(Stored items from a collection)
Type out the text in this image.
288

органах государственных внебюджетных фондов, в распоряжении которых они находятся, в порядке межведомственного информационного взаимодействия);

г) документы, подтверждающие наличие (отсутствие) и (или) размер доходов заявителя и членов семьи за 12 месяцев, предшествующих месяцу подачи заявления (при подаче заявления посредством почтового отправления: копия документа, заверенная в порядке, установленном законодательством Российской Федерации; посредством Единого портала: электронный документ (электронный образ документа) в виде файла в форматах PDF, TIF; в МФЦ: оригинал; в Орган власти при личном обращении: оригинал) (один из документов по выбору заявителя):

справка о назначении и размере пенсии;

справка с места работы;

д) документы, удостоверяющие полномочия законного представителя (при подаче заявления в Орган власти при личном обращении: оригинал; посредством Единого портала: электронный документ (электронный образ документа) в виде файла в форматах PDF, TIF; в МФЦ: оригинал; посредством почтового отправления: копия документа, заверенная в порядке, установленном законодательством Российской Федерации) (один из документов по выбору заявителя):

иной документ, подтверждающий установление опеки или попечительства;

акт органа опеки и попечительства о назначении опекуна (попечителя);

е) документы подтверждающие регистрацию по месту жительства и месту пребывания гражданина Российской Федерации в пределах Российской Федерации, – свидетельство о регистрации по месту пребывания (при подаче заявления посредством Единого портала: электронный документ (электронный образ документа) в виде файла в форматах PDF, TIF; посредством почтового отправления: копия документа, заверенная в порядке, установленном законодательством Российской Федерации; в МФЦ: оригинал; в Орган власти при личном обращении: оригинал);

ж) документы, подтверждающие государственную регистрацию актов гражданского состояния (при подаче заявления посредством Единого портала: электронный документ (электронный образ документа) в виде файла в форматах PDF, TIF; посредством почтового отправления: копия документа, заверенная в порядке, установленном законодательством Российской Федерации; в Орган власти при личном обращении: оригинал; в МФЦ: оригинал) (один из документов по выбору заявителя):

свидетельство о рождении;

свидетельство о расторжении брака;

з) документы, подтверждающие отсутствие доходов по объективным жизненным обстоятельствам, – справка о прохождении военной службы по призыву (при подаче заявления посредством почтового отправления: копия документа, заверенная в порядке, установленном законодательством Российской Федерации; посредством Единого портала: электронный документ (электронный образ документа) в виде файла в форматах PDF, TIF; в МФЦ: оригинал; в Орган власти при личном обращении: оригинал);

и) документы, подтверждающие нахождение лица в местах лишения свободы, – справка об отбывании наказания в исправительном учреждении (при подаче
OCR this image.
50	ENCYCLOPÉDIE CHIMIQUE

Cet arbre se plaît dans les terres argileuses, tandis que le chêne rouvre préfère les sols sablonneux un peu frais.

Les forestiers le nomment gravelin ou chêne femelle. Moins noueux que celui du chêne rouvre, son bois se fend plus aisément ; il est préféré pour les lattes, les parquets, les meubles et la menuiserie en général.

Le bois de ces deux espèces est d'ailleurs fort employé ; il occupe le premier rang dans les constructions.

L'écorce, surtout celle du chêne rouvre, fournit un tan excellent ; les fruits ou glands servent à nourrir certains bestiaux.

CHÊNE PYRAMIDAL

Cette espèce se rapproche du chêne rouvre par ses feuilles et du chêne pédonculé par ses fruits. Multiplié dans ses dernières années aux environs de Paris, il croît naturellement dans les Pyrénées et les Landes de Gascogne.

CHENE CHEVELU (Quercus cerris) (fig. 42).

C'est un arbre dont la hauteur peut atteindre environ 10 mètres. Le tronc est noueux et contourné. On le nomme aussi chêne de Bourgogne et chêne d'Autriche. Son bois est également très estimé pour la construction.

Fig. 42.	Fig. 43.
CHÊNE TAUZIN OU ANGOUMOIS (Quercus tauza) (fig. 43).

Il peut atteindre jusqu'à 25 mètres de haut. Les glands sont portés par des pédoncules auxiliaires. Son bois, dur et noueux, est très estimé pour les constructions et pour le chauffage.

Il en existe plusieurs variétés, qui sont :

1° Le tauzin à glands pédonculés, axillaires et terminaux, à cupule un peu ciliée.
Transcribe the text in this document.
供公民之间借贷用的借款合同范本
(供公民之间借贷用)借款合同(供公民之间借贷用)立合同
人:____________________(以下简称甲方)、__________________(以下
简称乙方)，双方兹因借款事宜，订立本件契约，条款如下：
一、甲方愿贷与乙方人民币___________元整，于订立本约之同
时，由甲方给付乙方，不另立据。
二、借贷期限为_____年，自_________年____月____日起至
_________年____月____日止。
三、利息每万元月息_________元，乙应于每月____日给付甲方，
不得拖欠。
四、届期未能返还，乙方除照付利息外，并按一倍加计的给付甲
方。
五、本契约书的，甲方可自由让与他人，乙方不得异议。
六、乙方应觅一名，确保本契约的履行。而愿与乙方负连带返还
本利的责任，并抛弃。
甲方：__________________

__Challenge__. Extract the complete data, matching each line exactly.

__Task answer__.
Type out the text in this image.
288

органах государственных внебюджетных фондов, в распоряжении которых они находятся, в порядке межведомственного информационного взаимодействия);

г) документы, подтверждающие наличие (отсутствие) и (или) размер доходов заявителя и членов семьи за 12 месяцев, предшествующих месяцу подачи заявления (при подаче заявления посредством почтового отправления: копия документа, заверенная в порядке, установленном законодательством Российской Федерации; посредством Единого портала: электронный документ (электронный образ документа) в виде файла в форматах PDF, TIF; в МФЦ: оригинал; в Орган власти при личном обращении: оригинал) (один из документов по выбору заявителя):

справка о назначении и размере пенсии;

справка с места работы;

д) документы, удостоверяющие полномочия законного представителя (при подаче заявления в Орган власти при личном обращении: оригинал; посредством Единого портала: электронный документ (электронный образ документа) в виде файла в форматах PDF, TIF; в МФЦ: оригинал; посредством почтового отправления: копия документа, заверенная в порядке, установленном законодательством Российской Федерации) (один из документов по выбору заявителя):

иной документ, подтверждающий установление опеки или попечительства;

акт органа опеки и попечительства о назначении опекуна (попечителя);

е) документы подтверждающие регистрацию по месту жительства и месту пребывания гражданина Российской Федерации в пределах Российской Федерации, – свидетельство о регистрации по месту пребывания (при подаче заявления посредством Единого портала: электронный документ (электронный образ документа) в виде файла в форматах PDF, TIF; посредством почтового отправления: копия документа, заверенная в порядке, установленном законодательством Российской Федерации; в МФЦ: оригинал; в Орган власти при личном обращении: оригинал);

ж) документы, подтверждающие государственную регистрацию актов гражданского состояния (при подаче заявления посредством Единого портала: электронный документ (электронный образ документа) в виде файла в форматах PDF, TIF; посредством почтового отправления: копия документа, заверенная в порядке, установленном законодательством Российской Федерации; в Орган власти при личном обращении: оригинал; в МФЦ: оригинал) (один из документов по выбору заявителя):

свидетельство о рождении;

свидетельство о расторжении брака;

з) документы, подтверждающие отсутствие доходов по объективным жизненным обстоятельствам, – справка о прохождении военной службы по призыву (при подаче заявления посредством почтового отправления: копия документа, заверенная в порядке, установленном законодательством Российской Федерации; посредством Единого портала: электронный документ (электронный образ документа) в виде файла в форматах PDF, TIF; в МФЦ: оригинал; в Орган власти при личном обращении: оригинал);

и) документы, подтверждающие нахождение лица в местах лишения свободы, – справка об отбывании наказания в исправительном учреждении (при подаче
OCR this image.
50	ENCYCLOPÉDIE CHIMIQUE

Cet arbre se plaît dans les terres argileuses, tandis que le chêne rouvre préfère les sols sablonneux un peu frais.

Les forestiers le nomment gravelin ou chêne femelle. Moins noueux que celui du chêne rouvre, son bois se fend plus aisément ; il est préféré pour les lattes, les parquets, les meubles et la menuiserie en général.

Le bois de ces deux espèces est d'ailleurs fort employé ; il occupe le premier rang dans les constructions.

L'écorce, surtout celle du chêne rouvre, fournit un tan excellent ; les fruits ou glands servent à nourrir certains bestiaux.

CHÊNE PYRAMIDAL

Cette espèce se rapproche du chêne rouvre par ses feuilles et du chêne pédonculé par ses fruits. Multiplié dans ses dernières années aux environs de Paris, il croît naturellement dans les Pyrénées et les Landes de Gascogne.

CHENE CHEVELU (Quercus cerris) (fig. 42).

C'est un arbre dont la hauteur peut atteindre environ 10 mètres. Le tronc est noueux et contourné. On le nomme aussi chêne de Bourgogne et chêne d'Autriche. Son bois est également très estimé pour la construction.

Fig. 42.	Fig. 43.
CHÊNE TAUZIN OU ANGOUMOIS (Quercus tauza) (fig. 43).

Il peut atteindre jusqu'à 25 mètres de haut. Les glands sont portés par des pédoncules auxiliaires. Son bois, dur et noueux, est très estimé pour les constructions et pour le chauffage.

Il en existe plusieurs variétés, qui sont :

1° Le tauzin à glands pédonculés, axillaires et terminaux, à cupule un peu ciliée.
Transcribe the text in this document.
供公民之间借贷用的借款合同范本
(供公民之间借贷用)借款合同(供公民之间借贷用)立合同
人:____________________(以下简称甲方)、__________________(以下
简称乙方)，双方兹因借款事宜，订立本件契约，条款如下：
一、甲方愿贷与乙方人民币___________元整，于订立本约之同
时，由甲方给付乙方，不另立据。
二、借贷期限为_____年，自_________年____月____日起至
_________年____月____日止。
三、利息每万元月息_________元，乙应于每月____日给付甲方，
不得拖欠。
四、届期未能返还，乙方除照付利息外，并按一倍加计的给付甲
方。
五、本契约书的，甲方可自由让与他人，乙方不得异议。
六、乙方应觅一名，确保本契约的履行。而愿与乙方负连带返还
本利的责任，并抛弃。
甲方：__________________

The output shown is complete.